━━━ RECORDS PROVIDED

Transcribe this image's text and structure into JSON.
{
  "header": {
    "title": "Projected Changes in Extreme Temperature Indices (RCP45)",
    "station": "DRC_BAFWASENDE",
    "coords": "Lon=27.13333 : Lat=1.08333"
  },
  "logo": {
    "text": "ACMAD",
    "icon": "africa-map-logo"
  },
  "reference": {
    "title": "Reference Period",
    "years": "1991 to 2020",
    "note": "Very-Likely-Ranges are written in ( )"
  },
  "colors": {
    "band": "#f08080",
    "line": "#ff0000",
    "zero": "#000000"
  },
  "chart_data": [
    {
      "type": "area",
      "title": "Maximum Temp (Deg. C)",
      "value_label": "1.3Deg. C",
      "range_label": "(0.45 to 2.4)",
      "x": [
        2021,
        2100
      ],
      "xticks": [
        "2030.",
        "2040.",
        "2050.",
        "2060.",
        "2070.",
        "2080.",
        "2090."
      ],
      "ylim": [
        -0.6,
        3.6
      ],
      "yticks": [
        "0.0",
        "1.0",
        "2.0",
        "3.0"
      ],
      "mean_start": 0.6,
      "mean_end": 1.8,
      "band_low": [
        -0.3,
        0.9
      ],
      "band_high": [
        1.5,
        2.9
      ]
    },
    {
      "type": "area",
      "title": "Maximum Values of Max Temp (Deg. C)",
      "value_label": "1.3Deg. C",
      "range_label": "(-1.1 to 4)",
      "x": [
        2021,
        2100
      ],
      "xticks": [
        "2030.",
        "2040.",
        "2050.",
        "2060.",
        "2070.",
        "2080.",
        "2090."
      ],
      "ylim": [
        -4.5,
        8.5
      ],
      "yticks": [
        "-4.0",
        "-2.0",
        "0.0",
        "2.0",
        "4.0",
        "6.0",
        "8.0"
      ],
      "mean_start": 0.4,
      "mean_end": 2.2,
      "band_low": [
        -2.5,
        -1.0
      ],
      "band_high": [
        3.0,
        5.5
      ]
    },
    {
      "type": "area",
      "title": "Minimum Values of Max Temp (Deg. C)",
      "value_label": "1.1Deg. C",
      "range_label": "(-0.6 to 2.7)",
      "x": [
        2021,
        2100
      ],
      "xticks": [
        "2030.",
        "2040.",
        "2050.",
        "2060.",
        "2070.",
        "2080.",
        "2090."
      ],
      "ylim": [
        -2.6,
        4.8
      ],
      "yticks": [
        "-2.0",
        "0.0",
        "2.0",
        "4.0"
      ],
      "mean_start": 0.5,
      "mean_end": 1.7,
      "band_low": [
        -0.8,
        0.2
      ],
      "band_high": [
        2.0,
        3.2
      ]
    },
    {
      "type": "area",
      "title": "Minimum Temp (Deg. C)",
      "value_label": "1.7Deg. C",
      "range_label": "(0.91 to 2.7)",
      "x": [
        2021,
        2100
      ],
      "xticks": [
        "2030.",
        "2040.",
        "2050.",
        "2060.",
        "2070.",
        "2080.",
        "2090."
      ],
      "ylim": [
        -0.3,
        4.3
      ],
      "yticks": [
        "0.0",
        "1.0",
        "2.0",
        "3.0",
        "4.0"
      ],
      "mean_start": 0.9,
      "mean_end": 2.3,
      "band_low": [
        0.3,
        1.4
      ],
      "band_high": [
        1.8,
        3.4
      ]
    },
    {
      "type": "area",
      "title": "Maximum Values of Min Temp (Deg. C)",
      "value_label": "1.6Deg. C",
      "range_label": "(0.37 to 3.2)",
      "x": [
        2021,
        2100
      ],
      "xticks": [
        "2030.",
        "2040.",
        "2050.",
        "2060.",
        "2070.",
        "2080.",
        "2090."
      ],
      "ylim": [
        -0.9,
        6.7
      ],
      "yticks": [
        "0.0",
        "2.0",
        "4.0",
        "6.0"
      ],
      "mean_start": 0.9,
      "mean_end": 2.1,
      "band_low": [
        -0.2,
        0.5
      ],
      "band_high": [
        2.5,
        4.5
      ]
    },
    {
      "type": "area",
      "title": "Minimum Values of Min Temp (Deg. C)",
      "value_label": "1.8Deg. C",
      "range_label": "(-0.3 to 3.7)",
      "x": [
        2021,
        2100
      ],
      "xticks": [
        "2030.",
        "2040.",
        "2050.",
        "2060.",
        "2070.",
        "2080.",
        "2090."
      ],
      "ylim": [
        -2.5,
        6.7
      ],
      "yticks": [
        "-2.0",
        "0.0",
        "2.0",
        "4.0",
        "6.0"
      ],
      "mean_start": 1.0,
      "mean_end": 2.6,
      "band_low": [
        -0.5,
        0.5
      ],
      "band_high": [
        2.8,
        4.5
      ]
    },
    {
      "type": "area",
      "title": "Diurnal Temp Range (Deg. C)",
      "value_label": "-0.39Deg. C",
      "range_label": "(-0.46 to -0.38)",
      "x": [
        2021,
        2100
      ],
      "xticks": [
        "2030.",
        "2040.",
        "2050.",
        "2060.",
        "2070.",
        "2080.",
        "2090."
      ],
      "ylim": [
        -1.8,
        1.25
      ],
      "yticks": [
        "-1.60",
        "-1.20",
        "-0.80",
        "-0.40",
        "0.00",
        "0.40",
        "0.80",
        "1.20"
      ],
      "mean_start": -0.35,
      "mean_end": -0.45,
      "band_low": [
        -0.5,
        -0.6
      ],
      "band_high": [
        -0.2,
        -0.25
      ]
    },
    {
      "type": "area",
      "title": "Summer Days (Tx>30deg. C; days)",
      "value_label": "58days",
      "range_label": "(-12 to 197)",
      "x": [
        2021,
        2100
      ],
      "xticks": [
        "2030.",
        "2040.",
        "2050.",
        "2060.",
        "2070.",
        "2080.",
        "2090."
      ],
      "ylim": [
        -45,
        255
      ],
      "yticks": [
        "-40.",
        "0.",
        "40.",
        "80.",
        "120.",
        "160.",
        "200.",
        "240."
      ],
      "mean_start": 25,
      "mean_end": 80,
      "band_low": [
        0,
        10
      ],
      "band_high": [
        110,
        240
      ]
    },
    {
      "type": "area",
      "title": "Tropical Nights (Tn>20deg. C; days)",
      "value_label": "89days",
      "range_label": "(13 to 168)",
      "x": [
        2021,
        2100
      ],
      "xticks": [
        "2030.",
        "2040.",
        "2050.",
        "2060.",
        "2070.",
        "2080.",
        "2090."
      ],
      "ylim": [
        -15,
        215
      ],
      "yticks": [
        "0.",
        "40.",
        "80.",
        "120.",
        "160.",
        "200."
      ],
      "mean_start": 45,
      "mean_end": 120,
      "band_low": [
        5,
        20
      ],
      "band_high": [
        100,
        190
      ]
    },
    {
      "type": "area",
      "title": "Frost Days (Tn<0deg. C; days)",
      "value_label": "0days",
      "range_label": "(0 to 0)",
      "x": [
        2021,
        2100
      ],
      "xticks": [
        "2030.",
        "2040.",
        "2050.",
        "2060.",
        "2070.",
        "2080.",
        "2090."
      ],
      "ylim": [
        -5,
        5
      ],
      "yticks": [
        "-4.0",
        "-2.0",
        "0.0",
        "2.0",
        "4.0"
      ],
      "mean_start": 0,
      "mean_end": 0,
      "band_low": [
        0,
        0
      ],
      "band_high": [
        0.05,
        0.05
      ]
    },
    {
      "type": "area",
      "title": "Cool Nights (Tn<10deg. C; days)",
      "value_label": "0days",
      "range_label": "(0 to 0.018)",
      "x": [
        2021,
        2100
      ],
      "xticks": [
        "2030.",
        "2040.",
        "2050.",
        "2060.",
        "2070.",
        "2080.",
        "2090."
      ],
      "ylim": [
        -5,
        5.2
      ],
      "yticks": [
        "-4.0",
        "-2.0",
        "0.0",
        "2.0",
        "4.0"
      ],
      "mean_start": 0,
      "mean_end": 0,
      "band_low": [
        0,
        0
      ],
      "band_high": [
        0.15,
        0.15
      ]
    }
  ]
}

━━━━━━

GIVEN TASK
Which lines hold the word "Minimum"? Copy all of them.

THE RESULT
      "title": "Minimum Values of Max Temp (Deg. C)",
      "title": "Minimum Temp (Deg. C)",
      "title": "Minimum Values of Min Temp (Deg. C)",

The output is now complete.